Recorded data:
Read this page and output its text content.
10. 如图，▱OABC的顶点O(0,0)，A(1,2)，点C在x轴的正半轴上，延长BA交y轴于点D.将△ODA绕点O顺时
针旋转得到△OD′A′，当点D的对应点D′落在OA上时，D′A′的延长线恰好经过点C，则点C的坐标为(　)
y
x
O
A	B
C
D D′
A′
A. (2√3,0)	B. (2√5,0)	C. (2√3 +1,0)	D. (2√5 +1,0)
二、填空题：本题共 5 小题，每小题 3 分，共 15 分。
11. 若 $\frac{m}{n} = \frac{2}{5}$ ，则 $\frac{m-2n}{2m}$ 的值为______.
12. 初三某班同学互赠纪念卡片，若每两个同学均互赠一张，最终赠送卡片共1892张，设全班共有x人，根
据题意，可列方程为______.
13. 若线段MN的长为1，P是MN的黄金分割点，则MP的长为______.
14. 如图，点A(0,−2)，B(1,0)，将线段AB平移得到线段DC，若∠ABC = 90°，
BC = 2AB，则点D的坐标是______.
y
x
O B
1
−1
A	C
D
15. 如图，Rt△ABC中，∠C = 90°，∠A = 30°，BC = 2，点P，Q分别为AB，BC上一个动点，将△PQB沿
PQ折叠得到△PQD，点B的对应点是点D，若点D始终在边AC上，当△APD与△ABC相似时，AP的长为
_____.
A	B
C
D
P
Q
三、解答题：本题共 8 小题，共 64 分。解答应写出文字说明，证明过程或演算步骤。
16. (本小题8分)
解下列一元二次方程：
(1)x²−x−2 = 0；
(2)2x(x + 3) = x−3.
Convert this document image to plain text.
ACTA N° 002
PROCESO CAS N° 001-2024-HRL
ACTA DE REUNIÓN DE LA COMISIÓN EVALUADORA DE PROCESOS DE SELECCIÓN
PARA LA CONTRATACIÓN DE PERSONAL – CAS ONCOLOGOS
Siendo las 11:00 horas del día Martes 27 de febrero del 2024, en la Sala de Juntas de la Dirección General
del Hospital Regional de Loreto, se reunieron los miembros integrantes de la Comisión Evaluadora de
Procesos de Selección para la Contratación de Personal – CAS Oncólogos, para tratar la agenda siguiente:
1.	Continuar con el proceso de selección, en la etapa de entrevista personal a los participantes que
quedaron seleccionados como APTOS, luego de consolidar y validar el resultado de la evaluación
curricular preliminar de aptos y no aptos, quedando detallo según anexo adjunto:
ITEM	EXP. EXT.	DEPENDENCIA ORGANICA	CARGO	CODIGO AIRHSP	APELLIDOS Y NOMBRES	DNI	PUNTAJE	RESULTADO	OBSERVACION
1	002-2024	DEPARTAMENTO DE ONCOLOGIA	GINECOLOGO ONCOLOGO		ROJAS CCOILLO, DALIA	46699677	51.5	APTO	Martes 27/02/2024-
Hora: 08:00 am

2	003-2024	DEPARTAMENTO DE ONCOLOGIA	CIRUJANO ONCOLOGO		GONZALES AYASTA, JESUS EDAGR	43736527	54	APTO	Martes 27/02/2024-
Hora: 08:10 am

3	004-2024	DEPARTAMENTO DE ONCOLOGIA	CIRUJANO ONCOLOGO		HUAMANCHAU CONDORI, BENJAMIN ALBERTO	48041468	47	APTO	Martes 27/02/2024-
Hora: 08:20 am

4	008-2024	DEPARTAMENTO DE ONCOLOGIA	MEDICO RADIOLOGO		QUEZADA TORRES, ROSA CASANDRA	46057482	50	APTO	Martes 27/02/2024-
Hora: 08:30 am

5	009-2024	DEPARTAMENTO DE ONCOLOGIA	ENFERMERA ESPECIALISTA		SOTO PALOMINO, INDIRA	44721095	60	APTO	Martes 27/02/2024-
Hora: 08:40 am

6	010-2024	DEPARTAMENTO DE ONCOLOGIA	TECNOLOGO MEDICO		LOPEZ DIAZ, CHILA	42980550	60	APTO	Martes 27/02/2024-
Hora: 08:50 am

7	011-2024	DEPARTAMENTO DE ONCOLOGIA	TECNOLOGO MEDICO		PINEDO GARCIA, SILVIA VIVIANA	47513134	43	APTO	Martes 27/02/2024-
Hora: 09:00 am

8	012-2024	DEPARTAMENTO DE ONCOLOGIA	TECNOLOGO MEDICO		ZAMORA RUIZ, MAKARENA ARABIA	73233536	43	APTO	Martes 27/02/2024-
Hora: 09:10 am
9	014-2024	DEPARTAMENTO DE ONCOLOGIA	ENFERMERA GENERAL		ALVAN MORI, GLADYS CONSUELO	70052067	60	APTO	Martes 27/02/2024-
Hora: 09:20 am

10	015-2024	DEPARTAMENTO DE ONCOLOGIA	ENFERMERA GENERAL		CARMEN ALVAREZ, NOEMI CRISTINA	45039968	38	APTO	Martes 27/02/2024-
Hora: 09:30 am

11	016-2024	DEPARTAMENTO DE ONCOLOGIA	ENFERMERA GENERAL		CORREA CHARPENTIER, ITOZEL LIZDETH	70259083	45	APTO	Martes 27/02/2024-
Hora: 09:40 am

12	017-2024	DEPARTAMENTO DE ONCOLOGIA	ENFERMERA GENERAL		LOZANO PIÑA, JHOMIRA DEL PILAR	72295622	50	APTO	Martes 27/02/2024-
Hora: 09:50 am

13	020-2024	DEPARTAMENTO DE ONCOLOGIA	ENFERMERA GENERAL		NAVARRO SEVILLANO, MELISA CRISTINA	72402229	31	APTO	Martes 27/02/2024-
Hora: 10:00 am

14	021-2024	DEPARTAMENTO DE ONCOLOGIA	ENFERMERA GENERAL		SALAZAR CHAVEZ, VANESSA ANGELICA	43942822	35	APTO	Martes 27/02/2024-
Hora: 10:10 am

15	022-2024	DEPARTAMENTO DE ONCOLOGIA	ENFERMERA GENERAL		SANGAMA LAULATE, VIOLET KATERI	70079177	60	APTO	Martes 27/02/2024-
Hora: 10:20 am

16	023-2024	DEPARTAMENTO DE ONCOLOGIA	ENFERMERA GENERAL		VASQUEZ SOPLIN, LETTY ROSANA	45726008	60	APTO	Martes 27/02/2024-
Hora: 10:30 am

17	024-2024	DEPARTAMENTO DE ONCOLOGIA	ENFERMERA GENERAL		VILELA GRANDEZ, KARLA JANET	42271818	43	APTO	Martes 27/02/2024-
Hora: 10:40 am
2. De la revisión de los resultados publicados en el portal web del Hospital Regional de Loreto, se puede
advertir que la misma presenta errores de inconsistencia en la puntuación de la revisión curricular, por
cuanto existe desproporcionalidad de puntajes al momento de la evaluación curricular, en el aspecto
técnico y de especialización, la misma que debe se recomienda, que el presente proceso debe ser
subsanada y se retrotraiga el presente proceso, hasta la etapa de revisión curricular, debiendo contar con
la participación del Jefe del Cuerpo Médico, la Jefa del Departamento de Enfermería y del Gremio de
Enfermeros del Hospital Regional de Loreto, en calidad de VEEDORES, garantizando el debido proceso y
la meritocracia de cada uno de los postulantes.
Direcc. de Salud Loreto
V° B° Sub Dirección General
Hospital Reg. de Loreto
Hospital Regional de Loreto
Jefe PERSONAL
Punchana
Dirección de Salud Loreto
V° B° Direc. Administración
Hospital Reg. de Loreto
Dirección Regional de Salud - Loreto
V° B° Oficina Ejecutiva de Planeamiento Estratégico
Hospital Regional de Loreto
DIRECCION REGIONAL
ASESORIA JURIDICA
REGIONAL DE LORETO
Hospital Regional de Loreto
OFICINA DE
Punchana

§ REQUIRED TASK
Return the whole listing exactly.

§ THE ANSWER
Read this page and output its text content.
10. 如图，▱OABC的顶点O(0,0)，A(1,2)，点C在x轴的正半轴上，延长BA交y轴于点D.将△ODA绕点O顺时
针旋转得到△OD′A′，当点D的对应点D′落在OA上时，D′A′的延长线恰好经过点C，则点C的坐标为(　)
y
x
O
A	B
C
D D′
A′
A. (2√3,0)	B. (2√5,0)	C. (2√3 +1,0)	D. (2√5 +1,0)
二、填空题：本题共 5 小题，每小题 3 分，共 15 分。
11. 若 $\frac{m}{n} = \frac{2}{5}$ ，则 $\frac{m-2n}{2m}$ 的值为______.
12. 初三某班同学互赠纪念卡片，若每两个同学均互赠一张，最终赠送卡片共1892张，设全班共有x人，根
据题意，可列方程为______.
13. 若线段MN的长为1，P是MN的黄金分割点，则MP的长为______.
14. 如图，点A(0,−2)，B(1,0)，将线段AB平移得到线段DC，若∠ABC = 90°，
BC = 2AB，则点D的坐标是______.
y
x
O B
1
−1
A	C
D
15. 如图，Rt△ABC中，∠C = 90°，∠A = 30°，BC = 2，点P，Q分别为AB，BC上一个动点，将△PQB沿
PQ折叠得到△PQD，点B的对应点是点D，若点D始终在边AC上，当△APD与△ABC相似时，AP的长为
_____.
A	B
C
D
P
Q
三、解答题：本题共 8 小题，共 64 分。解答应写出文字说明，证明过程或演算步骤。
16. (本小题8分)
解下列一元二次方程：
(1)x²−x−2 = 0；
(2)2x(x + 3) = x−3.
Convert this document image to plain text.
ACTA N° 002
PROCESO CAS N° 001-2024-HRL
ACTA DE REUNIÓN DE LA COMISIÓN EVALUADORA DE PROCESOS DE SELECCIÓN
PARA LA CONTRATACIÓN DE PERSONAL – CAS ONCOLOGOS
Siendo las 11:00 horas del día Martes 27 de febrero del 2024, en la Sala de Juntas de la Dirección General
del Hospital Regional de Loreto, se reunieron los miembros integrantes de la Comisión Evaluadora de
Procesos de Selección para la Contratación de Personal – CAS Oncólogos, para tratar la agenda siguiente:
1.	Continuar con el proceso de selección, en la etapa de entrevista personal a los participantes que
quedaron seleccionados como APTOS, luego de consolidar y validar el resultado de la evaluación
curricular preliminar de aptos y no aptos, quedando detallo según anexo adjunto:
ITEM	EXP. EXT.	DEPENDENCIA ORGANICA	CARGO	CODIGO AIRHSP	APELLIDOS Y NOMBRES	DNI	PUNTAJE	RESULTADO	OBSERVACION
1	002-2024	DEPARTAMENTO DE ONCOLOGIA	GINECOLOGO ONCOLOGO		ROJAS CCOILLO, DALIA	46699677	51.5	APTO	Martes 27/02/2024-
Hora: 08:00 am

2	003-2024	DEPARTAMENTO DE ONCOLOGIA	CIRUJANO ONCOLOGO		GONZALES AYASTA, JESUS EDAGR	43736527	54	APTO	Martes 27/02/2024-
Hora: 08:10 am

3	004-2024	DEPARTAMENTO DE ONCOLOGIA	CIRUJANO ONCOLOGO		HUAMANCHAU CONDORI, BENJAMIN ALBERTO	48041468	47	APTO	Martes 27/02/2024-
Hora: 08:20 am

4	008-2024	DEPARTAMENTO DE ONCOLOGIA	MEDICO RADIOLOGO		QUEZADA TORRES, ROSA CASANDRA	46057482	50	APTO	Martes 27/02/2024-
Hora: 08:30 am

5	009-2024	DEPARTAMENTO DE ONCOLOGIA	ENFERMERA ESPECIALISTA		SOTO PALOMINO, INDIRA	44721095	60	APTO	Martes 27/02/2024-
Hora: 08:40 am

6	010-2024	DEPARTAMENTO DE ONCOLOGIA	TECNOLOGO MEDICO		LOPEZ DIAZ, CHILA	42980550	60	APTO	Martes 27/02/2024-
Hora: 08:50 am

7	011-2024	DEPARTAMENTO DE ONCOLOGIA	TECNOLOGO MEDICO		PINEDO GARCIA, SILVIA VIVIANA	47513134	43	APTO	Martes 27/02/2024-
Hora: 09:00 am

8	012-2024	DEPARTAMENTO DE ONCOLOGIA	TECNOLOGO MEDICO		ZAMORA RUIZ, MAKARENA ARABIA	73233536	43	APTO	Martes 27/02/2024-
Hora: 09:10 am
9	014-2024	DEPARTAMENTO DE ONCOLOGIA	ENFERMERA GENERAL		ALVAN MORI, GLADYS CONSUELO	70052067	60	APTO	Martes 27/02/2024-
Hora: 09:20 am

10	015-2024	DEPARTAMENTO DE ONCOLOGIA	ENFERMERA GENERAL		CARMEN ALVAREZ, NOEMI CRISTINA	45039968	38	APTO	Martes 27/02/2024-
Hora: 09:30 am

11	016-2024	DEPARTAMENTO DE ONCOLOGIA	ENFERMERA GENERAL		CORREA CHARPENTIER, ITOZEL LIZDETH	70259083	45	APTO	Martes 27/02/2024-
Hora: 09:40 am

12	017-2024	DEPARTAMENTO DE ONCOLOGIA	ENFERMERA GENERAL		LOZANO PIÑA, JHOMIRA DEL PILAR	72295622	50	APTO	Martes 27/02/2024-
Hora: 09:50 am

13	020-2024	DEPARTAMENTO DE ONCOLOGIA	ENFERMERA GENERAL		NAVARRO SEVILLANO, MELISA CRISTINA	72402229	31	APTO	Martes 27/02/2024-
Hora: 10:00 am

14	021-2024	DEPARTAMENTO DE ONCOLOGIA	ENFERMERA GENERAL		SALAZAR CHAVEZ, VANESSA ANGELICA	43942822	35	APTO	Martes 27/02/2024-
Hora: 10:10 am

15	022-2024	DEPARTAMENTO DE ONCOLOGIA	ENFERMERA GENERAL		SANGAMA LAULATE, VIOLET KATERI	70079177	60	APTO	Martes 27/02/2024-
Hora: 10:20 am

16	023-2024	DEPARTAMENTO DE ONCOLOGIA	ENFERMERA GENERAL		VASQUEZ SOPLIN, LETTY ROSANA	45726008	60	APTO	Martes 27/02/2024-
Hora: 10:30 am

17	024-2024	DEPARTAMENTO DE ONCOLOGIA	ENFERMERA GENERAL		VILELA GRANDEZ, KARLA JANET	42271818	43	APTO	Martes 27/02/2024-
Hora: 10:40 am
2. De la revisión de los resultados publicados en el portal web del Hospital Regional de Loreto, se puede
advertir que la misma presenta errores de inconsistencia en la puntuación de la revisión curricular, por
cuanto existe desproporcionalidad de puntajes al momento de la evaluación curricular, en el aspecto
técnico y de especialización, la misma que debe se recomienda, que el presente proceso debe ser
subsanada y se retrotraiga el presente proceso, hasta la etapa de revisión curricular, debiendo contar con
la participación del Jefe del Cuerpo Médico, la Jefa del Departamento de Enfermería y del Gremio de
Enfermeros del Hospital Regional de Loreto, en calidad de VEEDORES, garantizando el debido proceso y
la meritocracia de cada uno de los postulantes.
Direcc. de Salud Loreto
V° B° Sub Dirección General
Hospital Reg. de Loreto
Hospital Regional de Loreto
Jefe PERSONAL
Punchana
Dirección de Salud Loreto
V° B° Direc. Administración
Hospital Reg. de Loreto
Dirección Regional de Salud - Loreto
V° B° Oficina Ejecutiva de Planeamiento Estratégico
Hospital Regional de Loreto
DIRECCION REGIONAL
ASESORIA JURIDICA
REGIONAL DE LORETO
Hospital Regional de Loreto
OFICINA DE
Punchana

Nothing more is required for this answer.